# WHAT YOU HAVE TO DO
In the material below, list every line carrying the string "Madam".

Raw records

━━━━━━━━━━

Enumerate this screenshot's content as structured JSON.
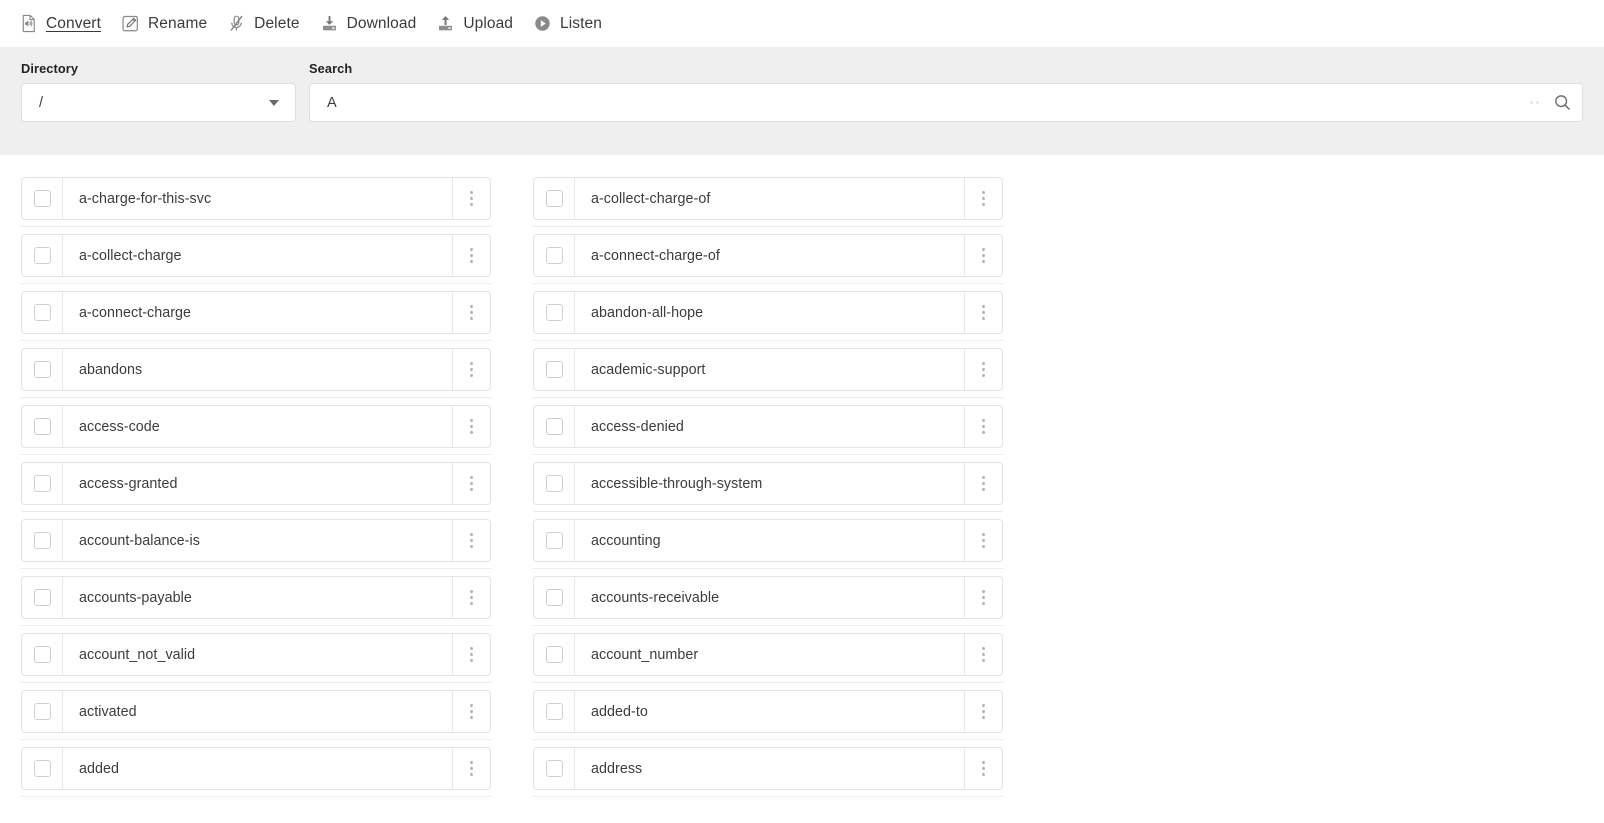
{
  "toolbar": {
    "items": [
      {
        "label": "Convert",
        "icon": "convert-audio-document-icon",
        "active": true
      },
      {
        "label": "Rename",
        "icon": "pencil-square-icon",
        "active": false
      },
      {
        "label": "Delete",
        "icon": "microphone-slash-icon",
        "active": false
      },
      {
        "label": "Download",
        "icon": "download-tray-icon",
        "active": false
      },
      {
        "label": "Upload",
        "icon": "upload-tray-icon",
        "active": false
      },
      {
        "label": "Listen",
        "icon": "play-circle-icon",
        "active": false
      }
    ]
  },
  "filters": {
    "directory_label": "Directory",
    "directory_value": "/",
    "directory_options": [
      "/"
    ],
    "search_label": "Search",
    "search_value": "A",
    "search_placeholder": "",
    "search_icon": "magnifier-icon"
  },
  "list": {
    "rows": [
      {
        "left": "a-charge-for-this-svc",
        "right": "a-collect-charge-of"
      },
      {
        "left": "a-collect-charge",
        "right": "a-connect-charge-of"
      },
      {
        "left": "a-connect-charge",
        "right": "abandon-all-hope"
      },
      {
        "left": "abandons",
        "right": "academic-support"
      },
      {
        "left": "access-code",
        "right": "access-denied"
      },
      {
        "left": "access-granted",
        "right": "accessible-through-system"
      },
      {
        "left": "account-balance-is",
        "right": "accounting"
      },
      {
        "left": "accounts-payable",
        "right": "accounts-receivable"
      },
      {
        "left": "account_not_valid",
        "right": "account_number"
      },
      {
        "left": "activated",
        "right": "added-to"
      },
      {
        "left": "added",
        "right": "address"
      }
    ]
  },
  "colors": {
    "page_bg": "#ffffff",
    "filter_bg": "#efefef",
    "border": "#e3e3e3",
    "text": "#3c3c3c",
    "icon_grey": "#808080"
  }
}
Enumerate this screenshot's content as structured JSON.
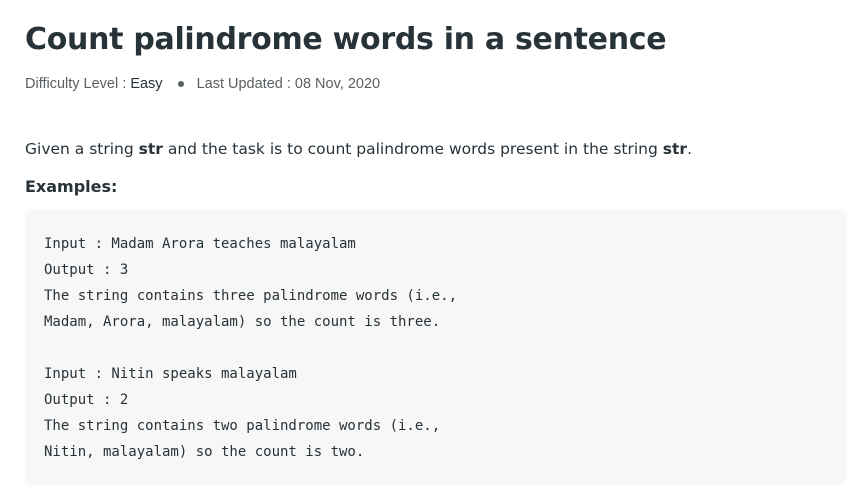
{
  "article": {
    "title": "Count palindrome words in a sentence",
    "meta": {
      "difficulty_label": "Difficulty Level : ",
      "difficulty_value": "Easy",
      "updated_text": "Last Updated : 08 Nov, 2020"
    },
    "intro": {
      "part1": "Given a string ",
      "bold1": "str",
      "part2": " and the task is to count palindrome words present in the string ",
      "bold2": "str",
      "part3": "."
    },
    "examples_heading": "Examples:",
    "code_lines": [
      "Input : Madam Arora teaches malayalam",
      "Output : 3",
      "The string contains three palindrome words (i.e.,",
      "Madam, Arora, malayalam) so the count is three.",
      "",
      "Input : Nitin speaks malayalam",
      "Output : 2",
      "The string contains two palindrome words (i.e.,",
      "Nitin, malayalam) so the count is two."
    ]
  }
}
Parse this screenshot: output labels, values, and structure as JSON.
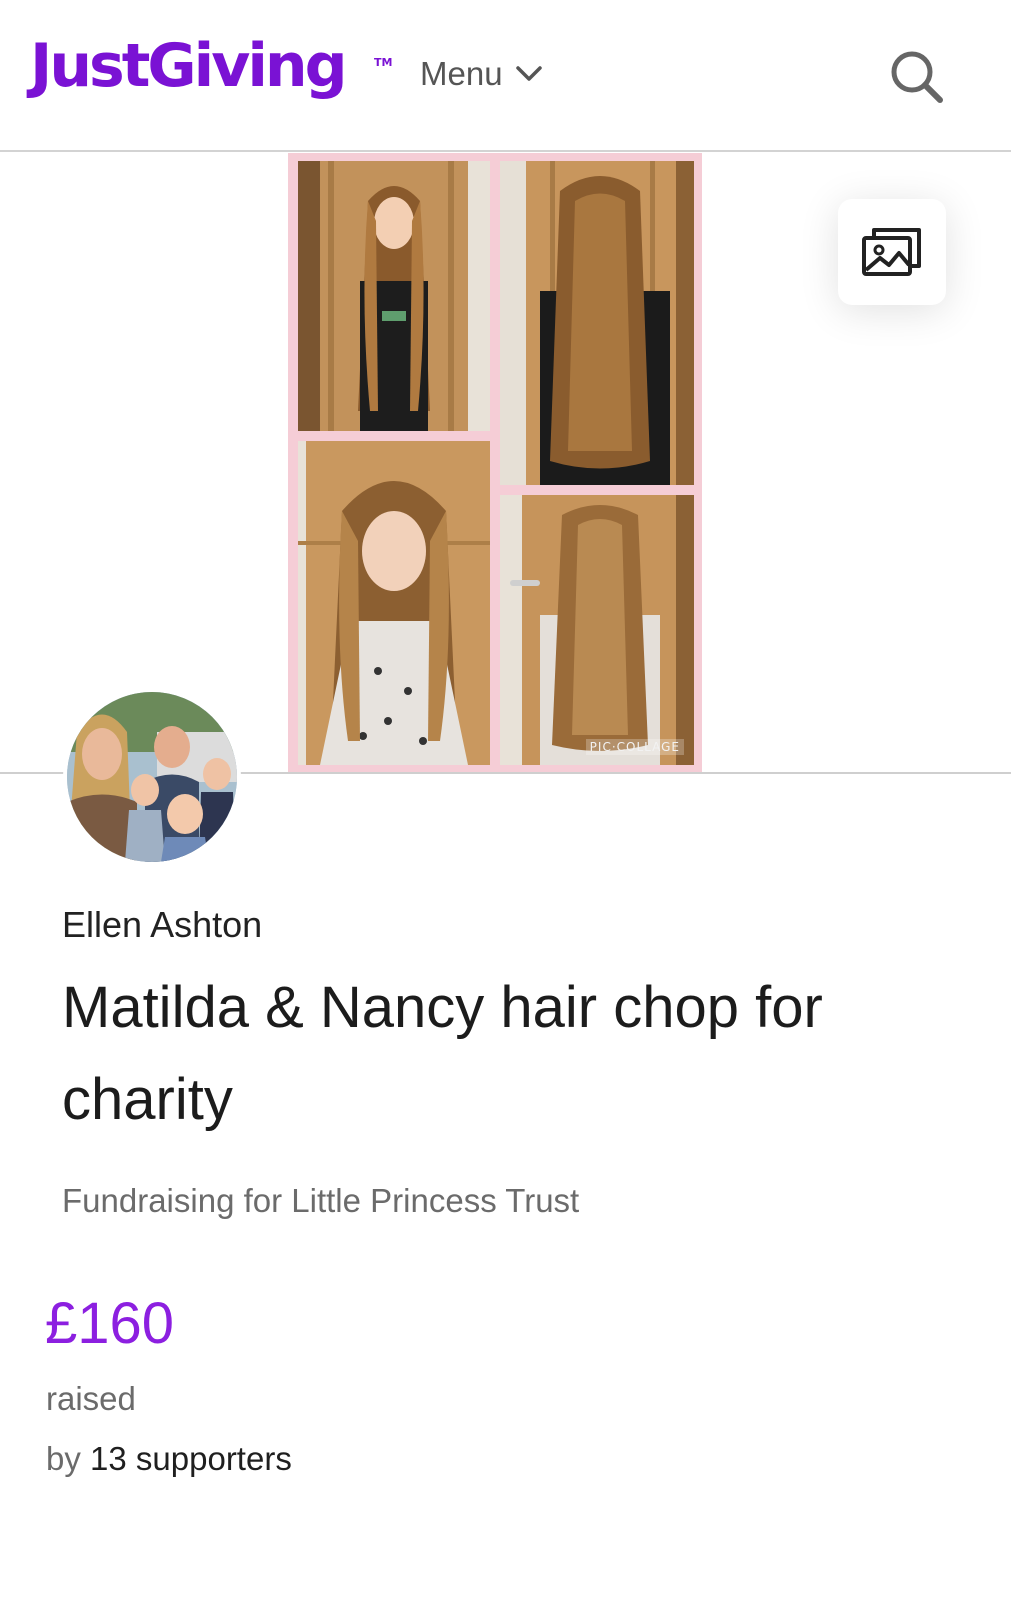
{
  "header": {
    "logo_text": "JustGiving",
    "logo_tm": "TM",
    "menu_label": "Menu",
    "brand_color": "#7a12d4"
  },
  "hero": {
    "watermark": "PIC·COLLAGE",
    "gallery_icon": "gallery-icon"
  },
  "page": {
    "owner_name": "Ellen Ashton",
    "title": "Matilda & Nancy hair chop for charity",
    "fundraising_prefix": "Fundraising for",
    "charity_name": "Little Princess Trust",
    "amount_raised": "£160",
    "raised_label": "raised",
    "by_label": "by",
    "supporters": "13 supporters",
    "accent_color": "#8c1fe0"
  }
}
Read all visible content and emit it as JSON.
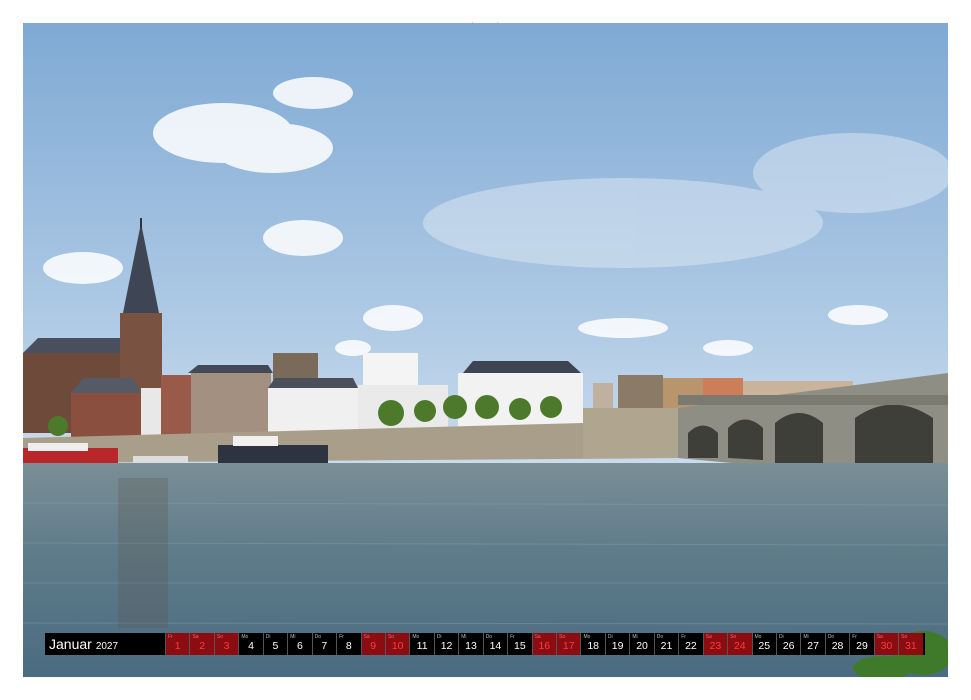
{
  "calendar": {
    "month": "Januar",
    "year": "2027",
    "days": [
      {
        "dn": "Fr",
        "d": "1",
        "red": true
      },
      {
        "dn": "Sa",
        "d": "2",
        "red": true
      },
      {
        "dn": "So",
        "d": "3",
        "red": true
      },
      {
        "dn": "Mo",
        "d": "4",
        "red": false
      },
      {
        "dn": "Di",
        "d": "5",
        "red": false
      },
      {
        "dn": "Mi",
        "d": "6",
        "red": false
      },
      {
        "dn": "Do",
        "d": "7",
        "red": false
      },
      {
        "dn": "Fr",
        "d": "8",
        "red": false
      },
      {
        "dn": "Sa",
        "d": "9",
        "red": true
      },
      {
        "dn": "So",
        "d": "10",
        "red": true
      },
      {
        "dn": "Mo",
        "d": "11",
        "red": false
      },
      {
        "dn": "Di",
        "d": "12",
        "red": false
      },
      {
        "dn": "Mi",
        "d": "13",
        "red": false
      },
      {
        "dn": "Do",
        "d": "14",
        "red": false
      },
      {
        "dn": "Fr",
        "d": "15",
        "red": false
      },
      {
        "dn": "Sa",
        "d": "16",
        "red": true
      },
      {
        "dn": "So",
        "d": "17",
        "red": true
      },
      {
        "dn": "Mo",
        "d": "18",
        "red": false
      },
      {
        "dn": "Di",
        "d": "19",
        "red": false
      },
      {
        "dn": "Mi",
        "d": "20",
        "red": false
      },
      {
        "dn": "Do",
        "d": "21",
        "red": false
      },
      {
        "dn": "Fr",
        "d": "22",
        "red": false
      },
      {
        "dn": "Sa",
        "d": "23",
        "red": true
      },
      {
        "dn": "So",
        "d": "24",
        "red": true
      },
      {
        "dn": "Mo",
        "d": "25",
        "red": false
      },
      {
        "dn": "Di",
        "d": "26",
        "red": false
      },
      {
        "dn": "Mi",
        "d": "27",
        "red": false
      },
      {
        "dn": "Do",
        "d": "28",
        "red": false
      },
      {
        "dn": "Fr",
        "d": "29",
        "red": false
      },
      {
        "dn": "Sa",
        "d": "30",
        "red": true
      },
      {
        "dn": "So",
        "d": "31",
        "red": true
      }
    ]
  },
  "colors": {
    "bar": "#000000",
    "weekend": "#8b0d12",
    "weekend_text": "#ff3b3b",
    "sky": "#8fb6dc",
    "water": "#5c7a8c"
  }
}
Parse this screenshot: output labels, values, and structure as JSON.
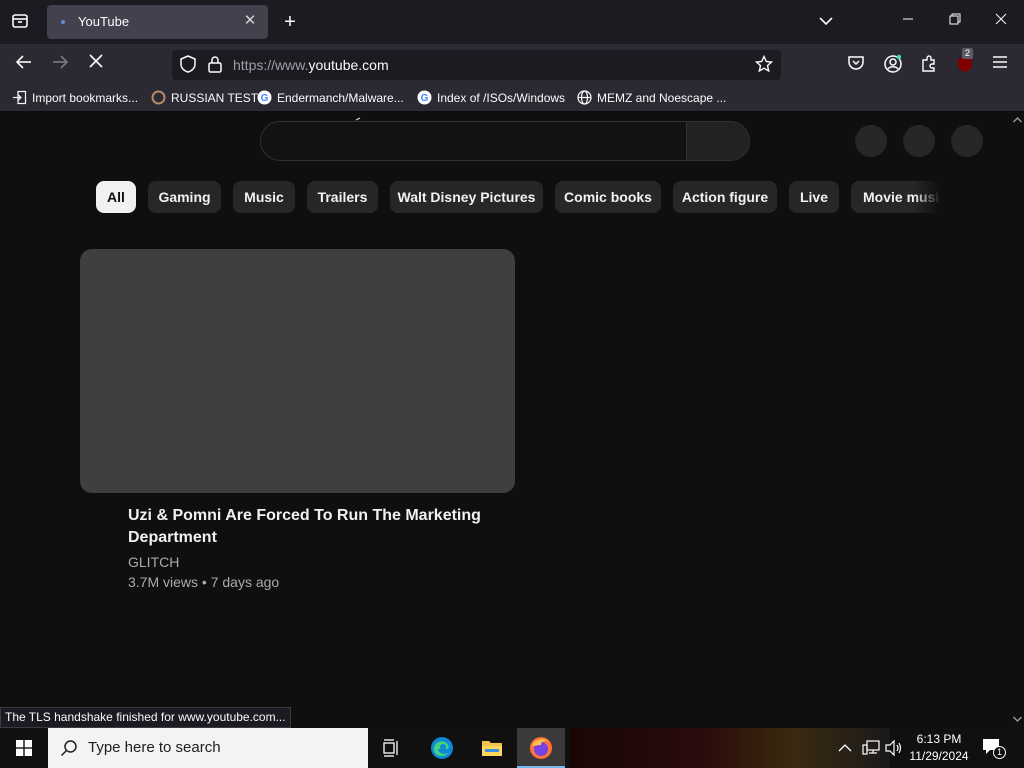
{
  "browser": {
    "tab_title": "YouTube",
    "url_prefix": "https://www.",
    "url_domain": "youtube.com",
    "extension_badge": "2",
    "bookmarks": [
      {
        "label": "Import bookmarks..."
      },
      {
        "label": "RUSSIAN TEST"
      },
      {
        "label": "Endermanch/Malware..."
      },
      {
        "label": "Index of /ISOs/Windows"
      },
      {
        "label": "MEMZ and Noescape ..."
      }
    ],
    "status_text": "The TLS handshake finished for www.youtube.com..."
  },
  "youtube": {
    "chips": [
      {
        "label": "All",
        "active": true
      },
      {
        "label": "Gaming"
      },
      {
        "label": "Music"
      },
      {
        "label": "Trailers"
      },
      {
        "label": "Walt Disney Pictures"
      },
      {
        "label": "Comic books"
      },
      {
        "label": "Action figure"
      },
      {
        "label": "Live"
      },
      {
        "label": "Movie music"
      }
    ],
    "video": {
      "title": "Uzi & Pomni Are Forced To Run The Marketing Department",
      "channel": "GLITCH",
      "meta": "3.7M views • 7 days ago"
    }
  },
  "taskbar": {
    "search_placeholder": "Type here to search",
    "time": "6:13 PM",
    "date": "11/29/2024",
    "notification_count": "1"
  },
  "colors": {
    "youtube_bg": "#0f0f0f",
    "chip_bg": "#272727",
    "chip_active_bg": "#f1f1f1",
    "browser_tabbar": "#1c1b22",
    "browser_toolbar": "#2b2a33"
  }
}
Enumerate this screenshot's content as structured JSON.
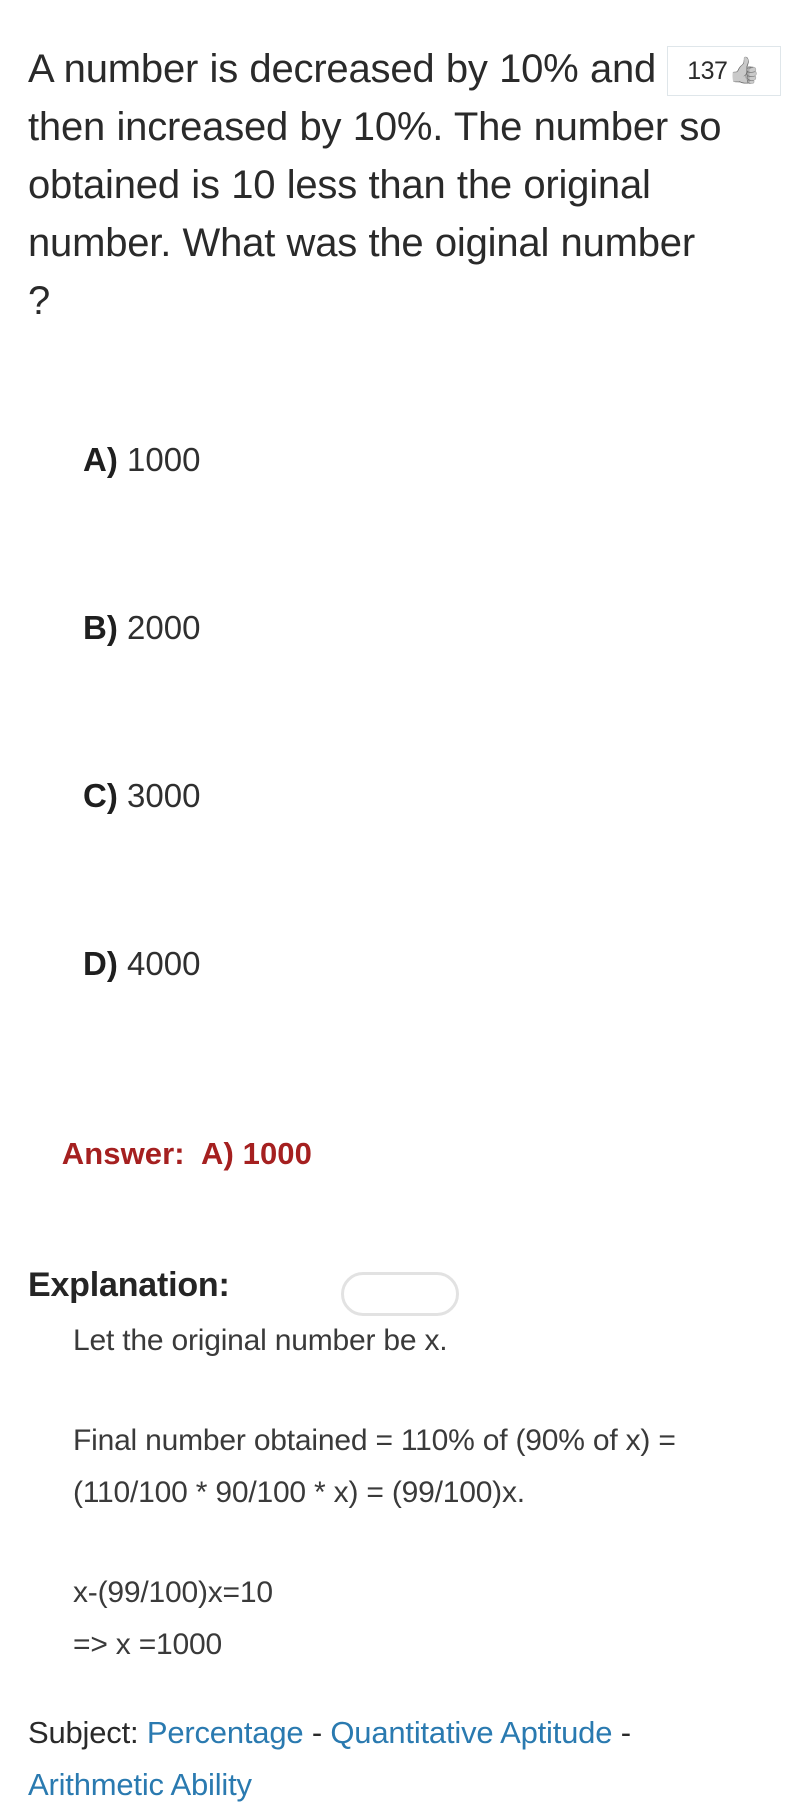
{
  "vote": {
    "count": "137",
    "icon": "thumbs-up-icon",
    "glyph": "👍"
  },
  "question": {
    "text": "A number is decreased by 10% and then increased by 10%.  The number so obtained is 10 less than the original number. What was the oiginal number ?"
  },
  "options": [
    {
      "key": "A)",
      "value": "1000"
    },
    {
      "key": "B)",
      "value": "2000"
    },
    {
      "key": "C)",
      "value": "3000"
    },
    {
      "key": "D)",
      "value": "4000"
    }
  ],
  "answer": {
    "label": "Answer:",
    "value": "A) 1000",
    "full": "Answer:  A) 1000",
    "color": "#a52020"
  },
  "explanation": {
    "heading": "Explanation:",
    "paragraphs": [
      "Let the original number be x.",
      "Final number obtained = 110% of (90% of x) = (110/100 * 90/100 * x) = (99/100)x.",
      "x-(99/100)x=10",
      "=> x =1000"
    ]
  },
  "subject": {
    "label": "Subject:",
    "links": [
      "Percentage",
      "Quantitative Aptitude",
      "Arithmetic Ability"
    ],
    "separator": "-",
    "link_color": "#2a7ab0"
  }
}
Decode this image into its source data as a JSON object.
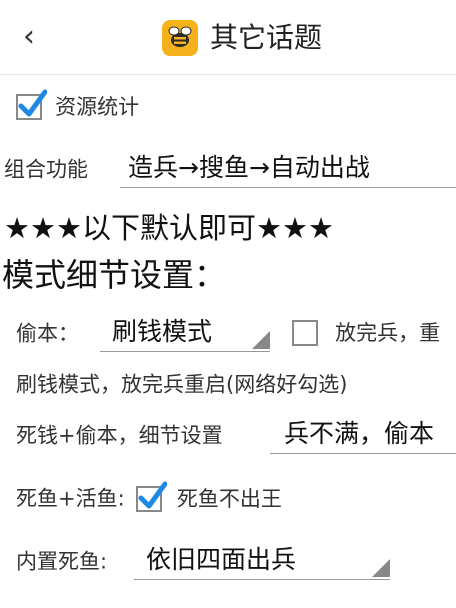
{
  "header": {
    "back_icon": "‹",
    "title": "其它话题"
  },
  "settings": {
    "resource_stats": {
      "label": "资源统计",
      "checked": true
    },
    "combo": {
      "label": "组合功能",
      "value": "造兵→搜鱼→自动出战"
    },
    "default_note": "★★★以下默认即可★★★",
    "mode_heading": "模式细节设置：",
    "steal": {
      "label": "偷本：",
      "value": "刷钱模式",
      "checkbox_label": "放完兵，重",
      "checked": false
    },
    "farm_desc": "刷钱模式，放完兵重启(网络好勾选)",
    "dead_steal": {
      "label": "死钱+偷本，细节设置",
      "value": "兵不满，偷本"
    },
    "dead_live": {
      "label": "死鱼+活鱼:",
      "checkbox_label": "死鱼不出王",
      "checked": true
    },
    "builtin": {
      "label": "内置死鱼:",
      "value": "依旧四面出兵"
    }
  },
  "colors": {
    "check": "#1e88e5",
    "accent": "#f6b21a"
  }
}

━━━━━━━━━━

# ANSWER FOR THIS EXERCISE
      "Input : Madam Arora teaches malayalam",
      "Madam, Arora, malayalam) so the count is three.",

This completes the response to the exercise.